### [TASK TO CARRY OUT]
Switch every "money-bag-icon" in the records below to "coin-icon" and write out all the lines again with nothing else changed. Leave out the pictures.

### [MATERIAL SUPPLIED]
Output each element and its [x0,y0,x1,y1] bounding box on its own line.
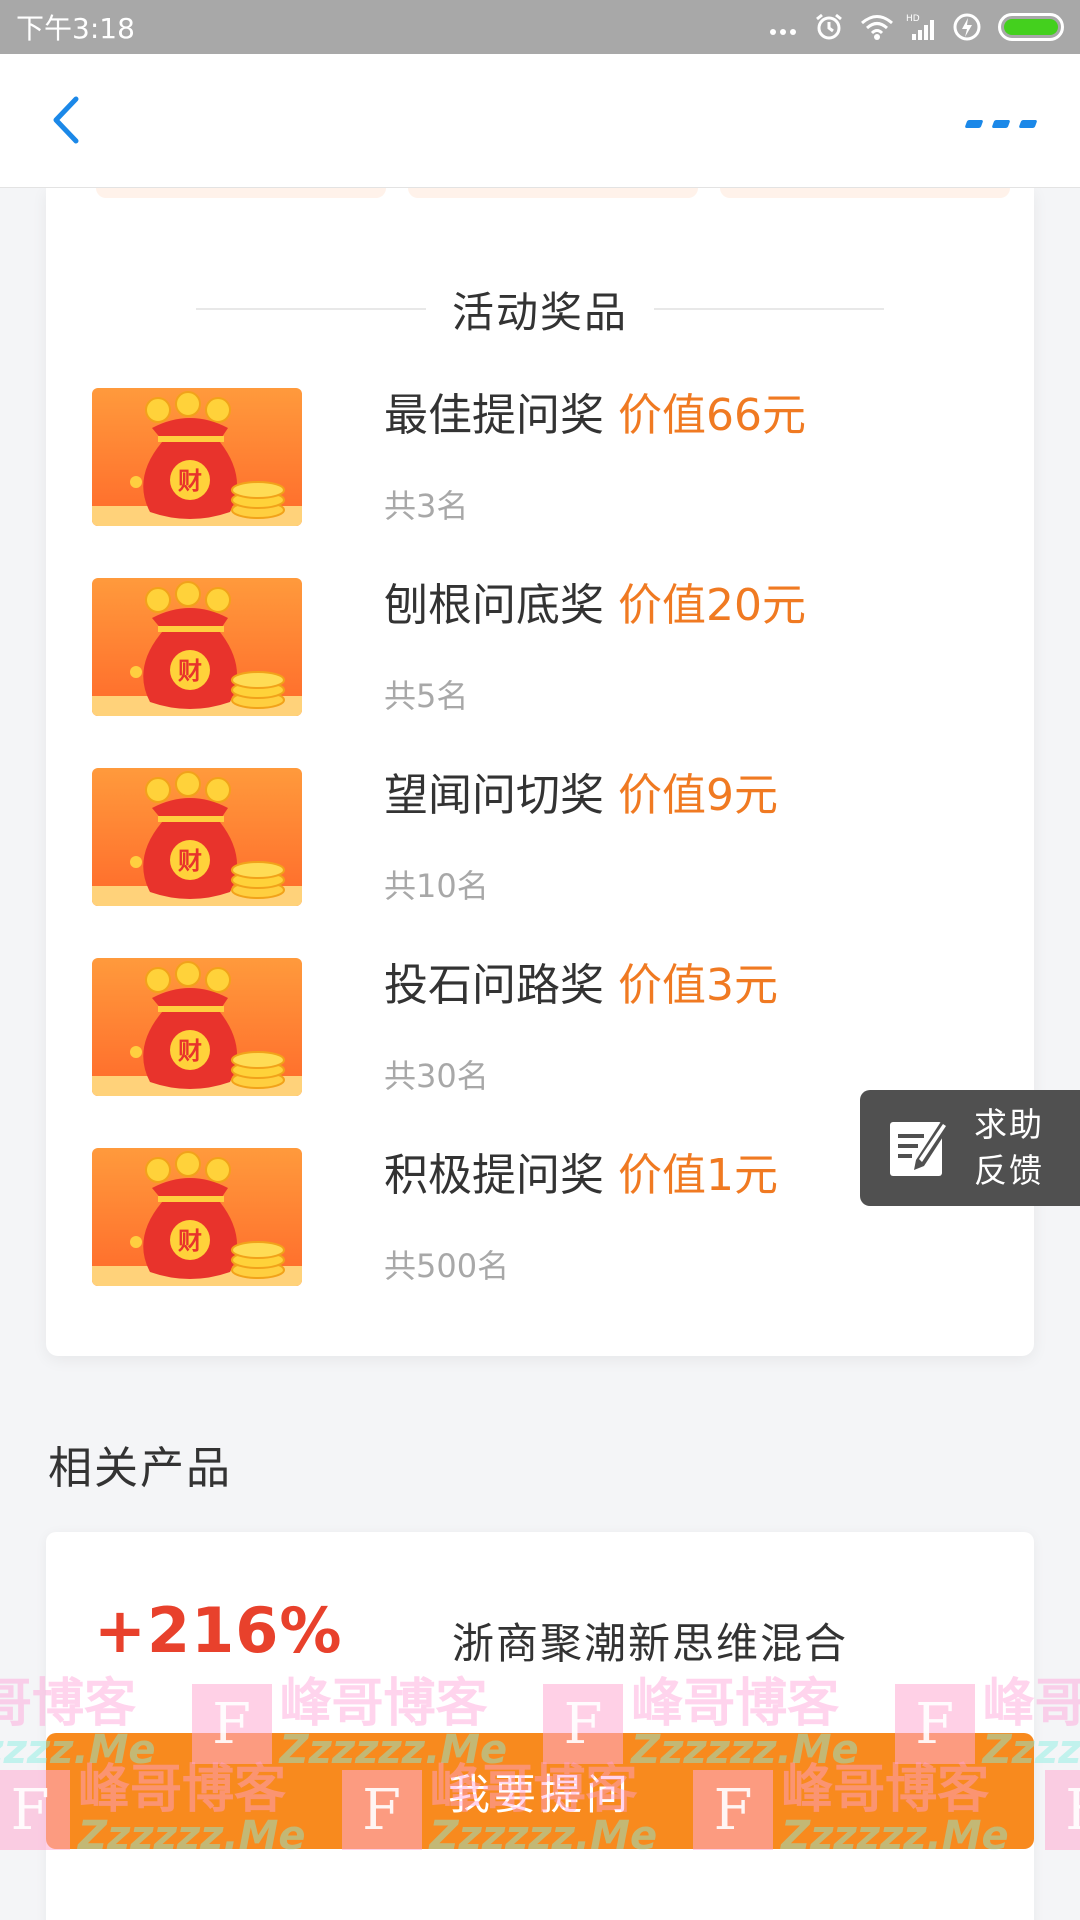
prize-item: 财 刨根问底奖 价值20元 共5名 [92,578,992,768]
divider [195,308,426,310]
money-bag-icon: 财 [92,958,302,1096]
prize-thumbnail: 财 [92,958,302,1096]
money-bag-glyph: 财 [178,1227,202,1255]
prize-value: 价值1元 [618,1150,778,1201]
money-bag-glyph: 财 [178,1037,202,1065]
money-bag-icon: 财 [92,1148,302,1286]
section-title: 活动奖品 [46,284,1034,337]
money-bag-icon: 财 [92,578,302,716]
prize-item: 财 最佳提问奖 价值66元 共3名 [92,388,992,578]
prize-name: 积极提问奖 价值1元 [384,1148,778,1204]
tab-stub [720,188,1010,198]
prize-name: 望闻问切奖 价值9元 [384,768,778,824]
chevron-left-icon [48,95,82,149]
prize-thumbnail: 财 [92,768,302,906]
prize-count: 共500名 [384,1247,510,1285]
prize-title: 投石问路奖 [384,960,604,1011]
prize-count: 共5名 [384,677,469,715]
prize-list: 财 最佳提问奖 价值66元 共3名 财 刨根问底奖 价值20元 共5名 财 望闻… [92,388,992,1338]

### [OUTPUT FOR THIS TASK]
Output each element and its [x0,y0,x1,y1] bounding box on its own line.
prize-item: 财 刨根问底奖 价值20元 共5名 [92,578,992,768]
divider [195,308,426,310]
coin-icon: 财 [92,958,302,1096]
prize-thumbnail: 财 [92,958,302,1096]
money-bag-glyph: 财 [178,1227,202,1255]
prize-value: 价值1元 [618,1150,778,1201]
money-bag-glyph: 财 [178,1037,202,1065]
coin-icon: 财 [92,1148,302,1286]
section-title: 活动奖品 [46,284,1034,337]
coin-icon: 财 [92,578,302,716]
prize-item: 财 最佳提问奖 价值66元 共3名 [92,388,992,578]
prize-name: 积极提问奖 价值1元 [384,1148,778,1204]
tab-stub [720,188,1010,198]
prize-name: 望闻问切奖 价值9元 [384,768,778,824]
chevron-left-icon [48,95,82,149]
prize-thumbnail: 财 [92,768,302,906]
prize-count: 共500名 [384,1247,510,1285]
prize-title: 投石问路奖 [384,960,604,1011]
prize-count: 共5名 [384,677,469,715]
prize-list: 财 最佳提问奖 价值66元 共3名 财 刨根问底奖 价值20元 共5名 财 望闻… [92,388,992,1338]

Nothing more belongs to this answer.